**To do**
Without the images, output each record below as it stands.

**Data supplied**
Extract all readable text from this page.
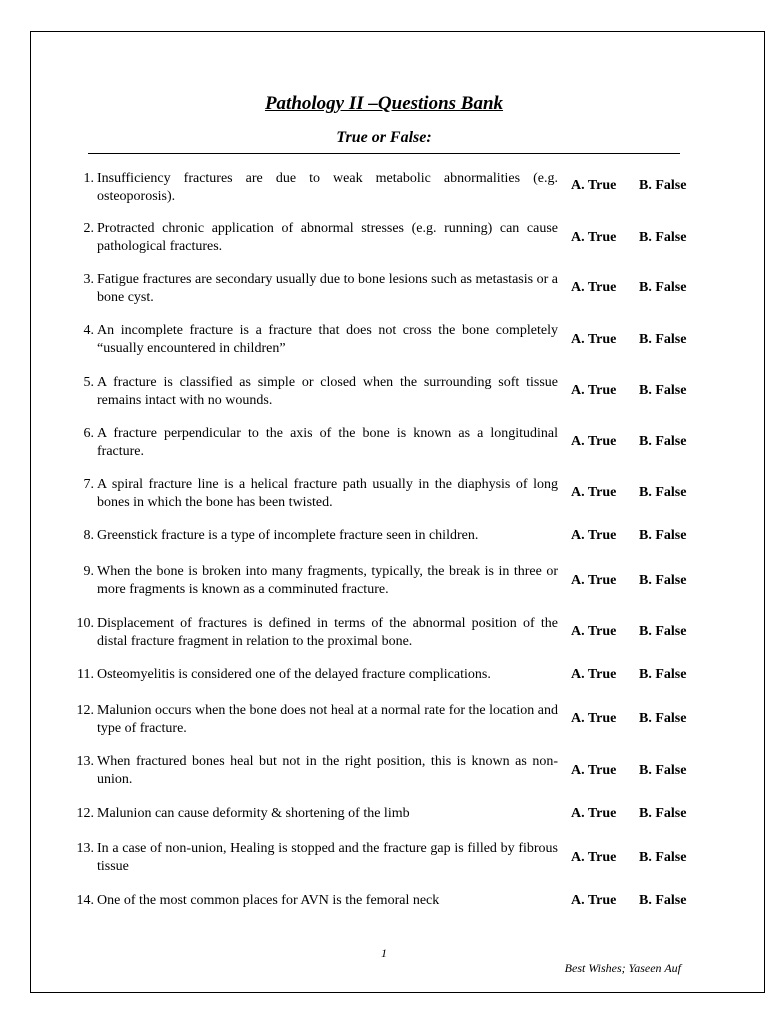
Pathology II –Questions Bank
True or False:
1. Insufficiency fractures are due to weak metabolic abnormalities (e.g. osteoporosis).
A. True B. False
2. Protracted chronic application of abnormal stresses (e.g. running) can cause pathological fractures.
A. True B. False
3. Fatigue fractures are secondary usually due to bone lesions such as metastasis or a bone cyst.
A. True B. False
4. An incomplete fracture is a fracture that does not cross the bone completely “usually encountered in children”
A. True B. False
5. A fracture is classified as simple or closed when the surrounding soft tissue remains intact with no wounds.
A. True B. False
6. A fracture perpendicular to the axis of the bone is known as a longitudinal fracture.
A. True B. False
7. A spiral fracture line is a helical fracture path usually in the diaphysis of long bones in which the bone has been twisted.
A. True B. False
8. Greenstick fracture is a type of incomplete fracture seen in children.	A. True B. False
9. When the bone is broken into many fragments, typically, the break is in three or more fragments is known as a comminuted fracture.
A. True B. False
10. Displacement of fractures is defined in terms of the abnormal position of the distal fracture fragment in relation to the proximal bone.
A. True B. False
11. Osteomyelitis is considered one of the delayed fracture complications.	A. True B. False
12. Malunion occurs when the bone does not heal at a normal rate for the location and type of fracture.
A. True B. False
13. When fractured bones heal but not in the right position, this is known as non-union.
A. True B. False
12. Malunion can cause deformity & shortening of the limb	A. True B. False
13. In a case of non-union, Healing is stopped and the fracture gap is filled by fibrous tissue
A. True B. False
14. One of the most common places for AVN is the femoral neck	A. True B. False
1
Best Wishes; Yaseen Auf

**The response**
Extract all readable text from this page.
Pathology II –Questions Bank
True or False:
1. Insufficiency fractures are due to weak metabolic abnormalities (e.g. osteoporosis).
A. True B. False
2. Protracted chronic application of abnormal stresses (e.g. running) can cause pathological fractures.
A. True B. False
3. Fatigue fractures are secondary usually due to bone lesions such as metastasis or a bone cyst.
A. True B. False
4. An incomplete fracture is a fracture that does not cross the bone completely “usually encountered in children”
A. True B. False
5. A fracture is classified as simple or closed when the surrounding soft tissue remains intact with no wounds.
A. True B. False
6. A fracture perpendicular to the axis of the bone is known as a longitudinal fracture.
A. True B. False
7. A spiral fracture line is a helical fracture path usually in the diaphysis of long bones in which the bone has been twisted.
A. True B. False
8. Greenstick fracture is a type of incomplete fracture seen in children.	A. True B. False
9. When the bone is broken into many fragments, typically, the break is in three or more fragments is known as a comminuted fracture.
A. True B. False
10. Displacement of fractures is defined in terms of the abnormal position of the distal fracture fragment in relation to the proximal bone.
A. True B. False
11. Osteomyelitis is considered one of the delayed fracture complications.	A. True B. False
12. Malunion occurs when the bone does not heal at a normal rate for the location and type of fracture.
A. True B. False
13. When fractured bones heal but not in the right position, this is known as non-union.
A. True B. False
12. Malunion can cause deformity & shortening of the limb	A. True B. False
13. In a case of non-union, Healing is stopped and the fracture gap is filled by fibrous tissue
A. True B. False
14. One of the most common places for AVN is the femoral neck	A. True B. False
1
Best Wishes; Yaseen Auf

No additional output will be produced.